* **What the task asks**
Locate each line holding the string "JSON" and copy it.

(Source data)
■ ■ ■ ■

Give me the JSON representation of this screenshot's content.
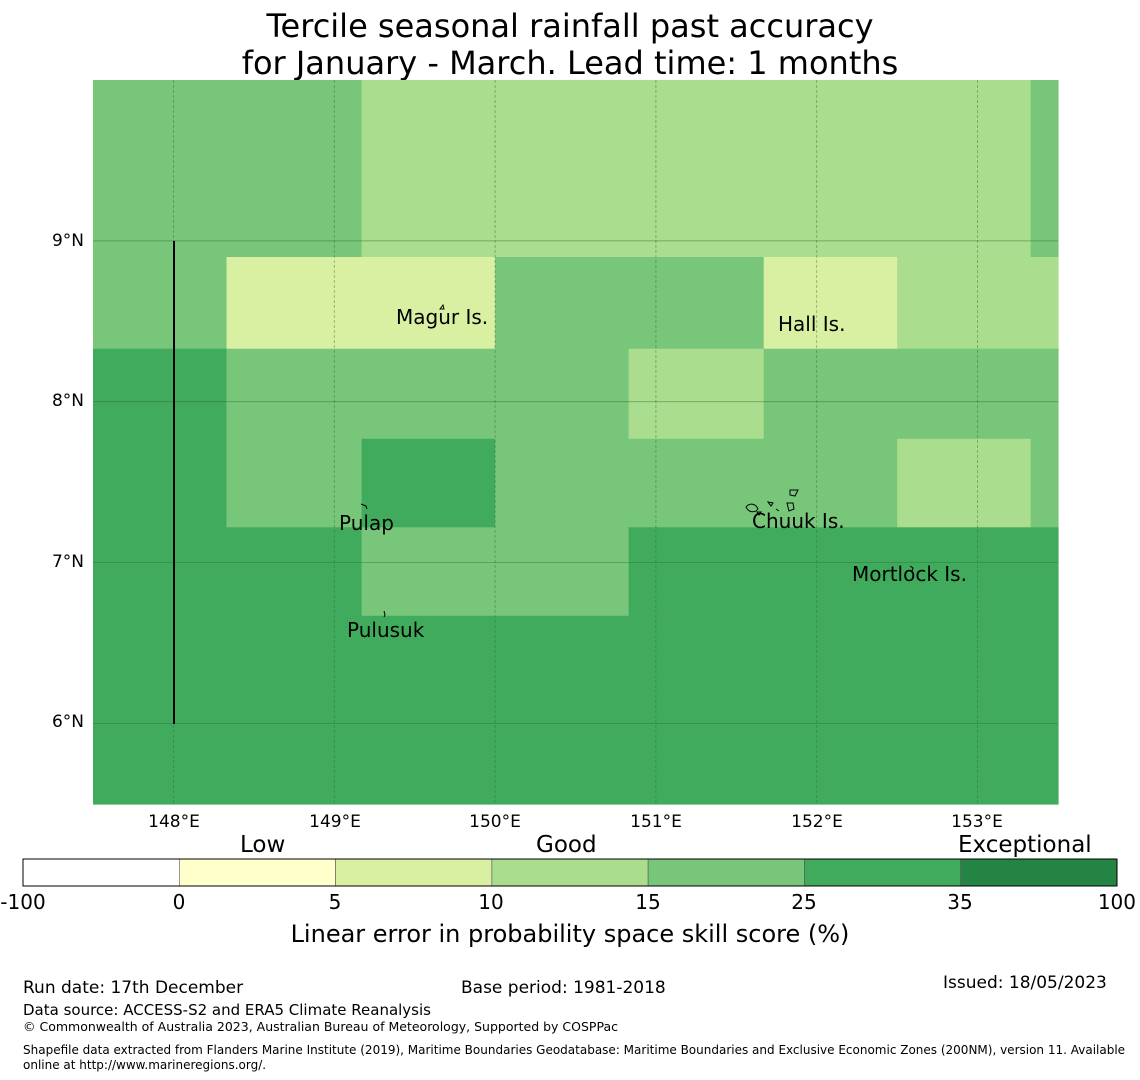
{
  "title_line1": "Tercile seasonal rainfall past accuracy",
  "title_line2": "for January - March. Lead time: 1 months",
  "map": {
    "lat_labels": [
      "9°N",
      "8°N",
      "7°N",
      "6°N"
    ],
    "lon_labels": [
      "148°E",
      "149°E",
      "150°E",
      "151°E",
      "152°E",
      "153°E"
    ],
    "places": {
      "magur": "Magur Is.",
      "hall": "Hall Is.",
      "pulap": "Pulap",
      "chuuk": "Chuuk Is.",
      "mortlock": "Mortlock Is.",
      "pulusuk": "Pulusuk"
    },
    "skill_grid": {
      "description_rows_north_to_south": true,
      "palette": {
        "A": "#aadd8e",
        "B": "#78c679",
        "C": "#41ab5d",
        "D": "#d9f0a3"
      },
      "rows": [
        {
          "lat_top": 10.0,
          "lat_bottom": 8.9,
          "segments": [
            [
              147.5,
              149.17,
              "B"
            ],
            [
              149.17,
              153.33,
              "A"
            ],
            [
              153.33,
              153.5,
              "B"
            ]
          ]
        },
        {
          "lat_top": 8.9,
          "lat_bottom": 8.33,
          "segments": [
            [
              147.5,
              148.33,
              "B"
            ],
            [
              148.33,
              150.0,
              "D"
            ],
            [
              150.0,
              151.67,
              "B"
            ],
            [
              151.67,
              152.5,
              "D"
            ],
            [
              152.5,
              153.5,
              "A"
            ]
          ]
        },
        {
          "lat_top": 8.33,
          "lat_bottom": 7.77,
          "segments": [
            [
              147.5,
              148.33,
              "C"
            ],
            [
              148.33,
              150.83,
              "B"
            ],
            [
              150.83,
              151.67,
              "A"
            ],
            [
              151.67,
              153.5,
              "B"
            ]
          ]
        },
        {
          "lat_top": 7.77,
          "lat_bottom": 7.22,
          "segments": [
            [
              147.5,
              148.33,
              "C"
            ],
            [
              148.33,
              149.17,
              "B"
            ],
            [
              149.17,
              150.0,
              "C"
            ],
            [
              150.0,
              152.5,
              "B"
            ],
            [
              152.5,
              153.33,
              "A"
            ],
            [
              153.33,
              153.5,
              "B"
            ]
          ]
        },
        {
          "lat_top": 7.22,
          "lat_bottom": 6.67,
          "segments": [
            [
              147.5,
              149.17,
              "C"
            ],
            [
              149.17,
              150.83,
              "B"
            ],
            [
              150.83,
              153.5,
              "C"
            ]
          ]
        },
        {
          "lat_top": 6.67,
          "lat_bottom": 5.5,
          "segments": [
            [
              147.5,
              153.5,
              "C"
            ]
          ]
        }
      ]
    }
  },
  "legend": {
    "categories": {
      "low": "Low",
      "good": "Good",
      "exceptional": "Exceptional"
    },
    "ticks": [
      "-100",
      "0",
      "5",
      "10",
      "15",
      "25",
      "35",
      "100"
    ],
    "colors": [
      "#ffffff",
      "#ffffcc",
      "#d9f0a3",
      "#aadd8e",
      "#78c679",
      "#41ab5d",
      "#238443"
    ],
    "title": "Linear error in probability space skill score (%)"
  },
  "footer": {
    "run_date": "Run date: 17th December",
    "base_period": "Base period: 1981-2018",
    "issued": "Issued: 18/05/2023",
    "data_source": "Data source: ACCESS-S2 and ERA5 Climate Reanalysis",
    "copyright": "© Commonwealth of Australia 2023, Australian Bureau of Meteorology, Supported by COSPPac",
    "shapefile_line1": "Shapefile data extracted from Flanders Marine Institute (2019), Maritime Boundaries Geodatabase: Maritime Boundaries and Exclusive Economic Zones (200NM), version 11. Available",
    "shapefile_line2": "online at http://www.marineregions.org/."
  }
}
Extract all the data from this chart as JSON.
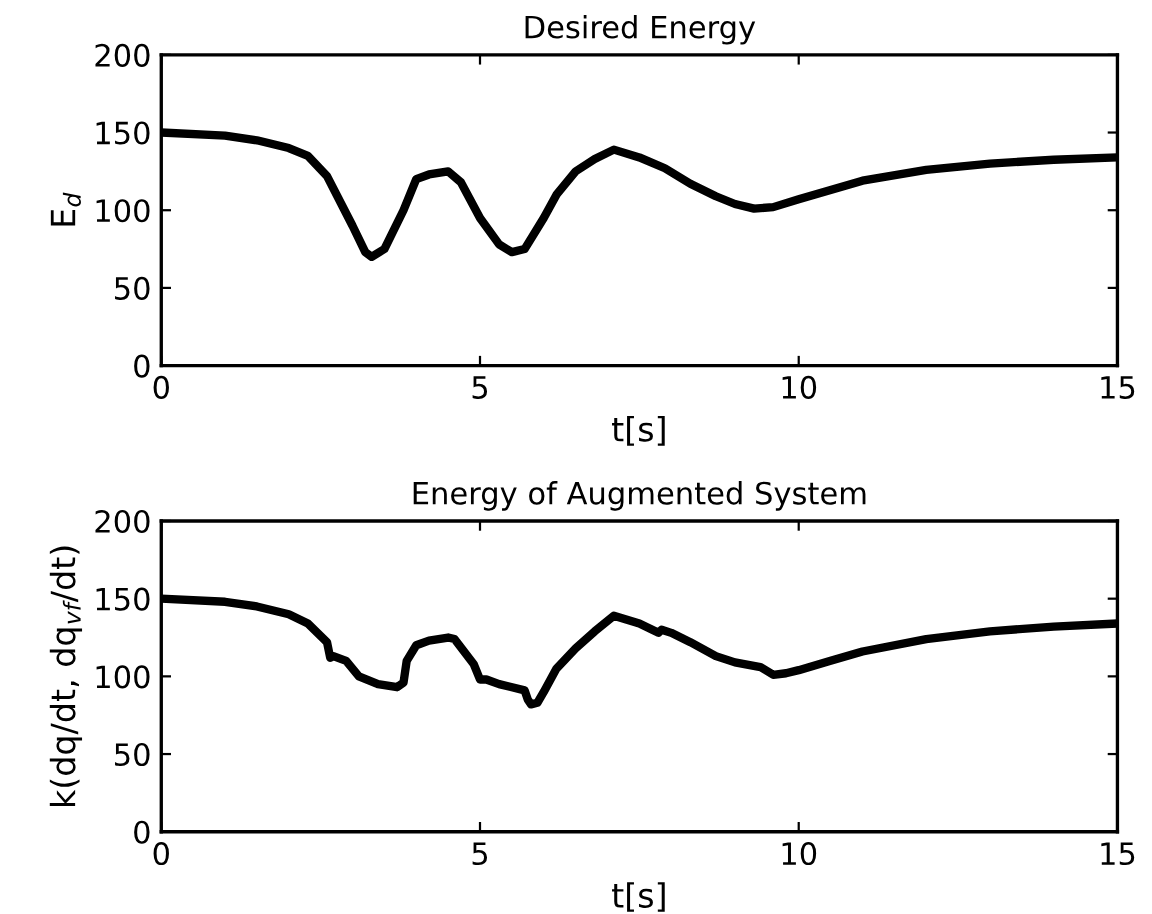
{
  "chart_data": [
    {
      "type": "line",
      "title": "Desired Energy",
      "xlabel": "t[s]",
      "ylabel": "E$_{d}$",
      "xlim": [
        0,
        15
      ],
      "ylim": [
        0,
        200
      ],
      "xticks": [
        0,
        5,
        10,
        15
      ],
      "yticks": [
        0,
        50,
        100,
        150,
        200
      ],
      "grid": false,
      "line_style": "solid",
      "series": [
        {
          "color": "#000000",
          "x": [
            0,
            1,
            1.5,
            2,
            2.3,
            2.6,
            3.0,
            3.2,
            3.3,
            3.5,
            3.8,
            4.0,
            4.2,
            4.5,
            4.7,
            5.0,
            5.3,
            5.5,
            5.7,
            6.0,
            6.2,
            6.5,
            6.8,
            7.1,
            7.5,
            7.9,
            8.3,
            8.7,
            9.0,
            9.3,
            9.6,
            10,
            10.5,
            11,
            12,
            13,
            14,
            15
          ],
          "values": [
            150,
            148,
            145,
            140,
            135,
            122,
            90,
            73,
            70,
            75,
            100,
            120,
            123,
            125,
            118,
            95,
            78,
            73,
            75,
            95,
            110,
            125,
            133,
            139,
            134,
            127,
            117,
            109,
            104,
            101,
            102,
            107,
            113,
            119,
            126,
            130,
            132.5,
            134
          ]
        }
      ]
    },
    {
      "type": "line",
      "title": "Energy of Augmented System",
      "xlabel": "t[s]",
      "ylabel": "k(dq/dt, dq$_{vf}$/dt)",
      "xlim": [
        0,
        15
      ],
      "ylim": [
        0,
        200
      ],
      "xticks": [
        0,
        5,
        10,
        15
      ],
      "yticks": [
        0,
        50,
        100,
        150,
        200
      ],
      "grid": false,
      "line_style": "solid",
      "series": [
        {
          "color": "#000000",
          "x": [
            0,
            1,
            1.5,
            2,
            2.3,
            2.6,
            2.65,
            2.7,
            2.9,
            3.1,
            3.4,
            3.7,
            3.8,
            3.85,
            4.0,
            4.2,
            4.5,
            4.6,
            4.9,
            5.0,
            5.1,
            5.3,
            5.7,
            5.75,
            5.8,
            5.9,
            6.0,
            6.2,
            6.5,
            6.8,
            7.1,
            7.5,
            7.8,
            7.85,
            8.0,
            8.3,
            8.7,
            9.0,
            9.4,
            9.6,
            9.8,
            10,
            10.5,
            11,
            12,
            13,
            14,
            15
          ],
          "values": [
            150,
            148,
            145,
            140,
            134,
            122,
            112,
            113,
            110,
            100,
            95,
            93,
            96,
            110,
            120,
            123,
            125,
            124,
            108,
            98,
            98,
            95,
            91,
            85,
            82,
            83,
            90,
            105,
            118,
            129,
            139,
            134,
            128,
            130,
            128,
            122,
            113,
            109,
            106,
            101,
            102,
            104,
            110,
            116,
            124,
            129,
            132,
            134
          ]
        }
      ]
    }
  ]
}
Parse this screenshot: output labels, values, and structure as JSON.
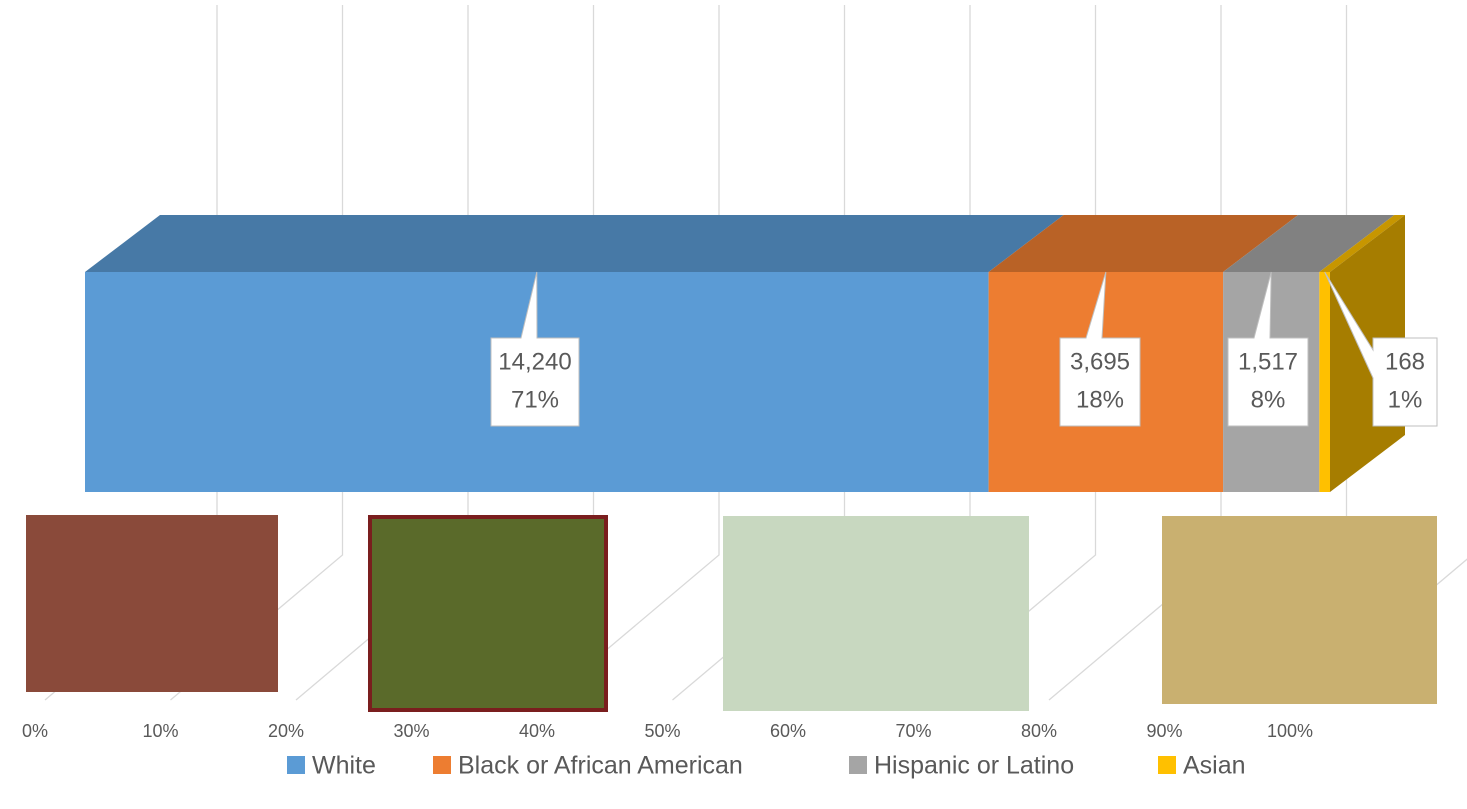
{
  "chart_data": {
    "type": "stacked_bar_3d",
    "categories": [
      ""
    ],
    "series": [
      {
        "name": "White",
        "color": "#5b9bd5",
        "values": [
          14240
        ],
        "value_labels": [
          "14,240"
        ],
        "shares": [
          71
        ],
        "share_labels": [
          "71%"
        ]
      },
      {
        "name": "Black or African American",
        "color": "#ed7d31",
        "values": [
          3695
        ],
        "value_labels": [
          "3,695"
        ],
        "shares": [
          18
        ],
        "share_labels": [
          "18%"
        ]
      },
      {
        "name": "Hispanic or Latino",
        "color": "#a5a5a5",
        "values": [
          1517
        ],
        "value_labels": [
          "1,517"
        ],
        "shares": [
          8
        ],
        "share_labels": [
          "8%"
        ]
      },
      {
        "name": "Asian",
        "color": "#ffc000",
        "values": [
          168
        ],
        "value_labels": [
          "168"
        ],
        "shares": [
          1
        ],
        "share_labels": [
          "1%"
        ]
      }
    ],
    "xlim": [
      0,
      100
    ],
    "xticks": [
      {
        "value": 0,
        "label": "0%"
      },
      {
        "value": 10,
        "label": "10%"
      },
      {
        "value": 20,
        "label": "20%"
      },
      {
        "value": 30,
        "label": "30%"
      },
      {
        "value": 40,
        "label": "40%"
      },
      {
        "value": 50,
        "label": "50%"
      },
      {
        "value": 60,
        "label": "60%"
      },
      {
        "value": 70,
        "label": "70%"
      },
      {
        "value": 80,
        "label": "80%"
      },
      {
        "value": 90,
        "label": "90%"
      },
      {
        "value": 100,
        "label": "100%"
      }
    ],
    "grid": true,
    "legend": "bottom"
  }
}
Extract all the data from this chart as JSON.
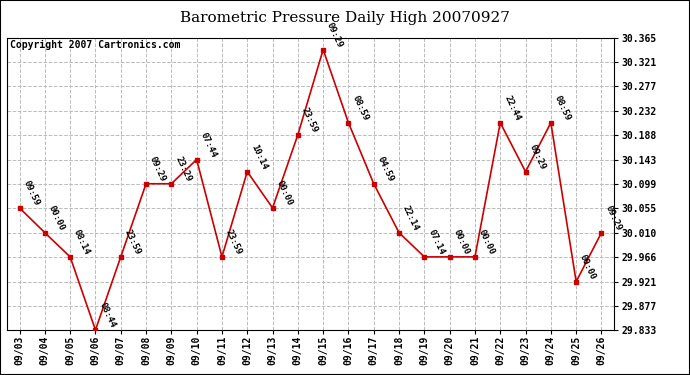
{
  "title": "Barometric Pressure Daily High 20070927",
  "copyright": "Copyright 2007 Cartronics.com",
  "dates": [
    "09/03",
    "09/04",
    "09/05",
    "09/06",
    "09/07",
    "09/08",
    "09/09",
    "09/10",
    "09/11",
    "09/12",
    "09/13",
    "09/14",
    "09/15",
    "09/16",
    "09/17",
    "09/18",
    "09/19",
    "09/20",
    "09/21",
    "09/22",
    "09/23",
    "09/24",
    "09/25",
    "09/26"
  ],
  "values": [
    30.055,
    30.01,
    29.966,
    29.833,
    29.966,
    30.099,
    30.099,
    30.143,
    29.966,
    30.121,
    30.055,
    30.188,
    30.343,
    30.21,
    30.099,
    30.01,
    29.966,
    29.966,
    29.966,
    30.21,
    30.121,
    30.21,
    29.921,
    30.01
  ],
  "times": [
    "09:59",
    "00:00",
    "08:14",
    "08:44",
    "23:59",
    "09:29",
    "23:29",
    "07:44",
    "23:59",
    "10:14",
    "00:00",
    "23:59",
    "09:29",
    "08:59",
    "04:59",
    "22:14",
    "07:14",
    "00:00",
    "00:00",
    "22:44",
    "09:29",
    "08:59",
    "00:00",
    "09:29"
  ],
  "yticks": [
    29.833,
    29.877,
    29.921,
    29.966,
    30.01,
    30.055,
    30.099,
    30.143,
    30.188,
    30.232,
    30.277,
    30.321,
    30.365
  ],
  "ylim_min": 29.833,
  "ylim_max": 30.365,
  "line_color": "#cc0000",
  "marker_color": "#cc0000",
  "bg_color": "#ffffff",
  "grid_color": "#bbbbbb",
  "title_fontsize": 11,
  "copyright_fontsize": 7,
  "tick_fontsize": 7,
  "annotation_fontsize": 6.5
}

■ ■ ■ ■

* **Response to the task**
Give me the JSON representation of this screenshot's content.
Extract all the data from this chart as JSON.
Parse this screenshot: output labels, values, and structure as JSON.
Extract all the data from this chart as JSON.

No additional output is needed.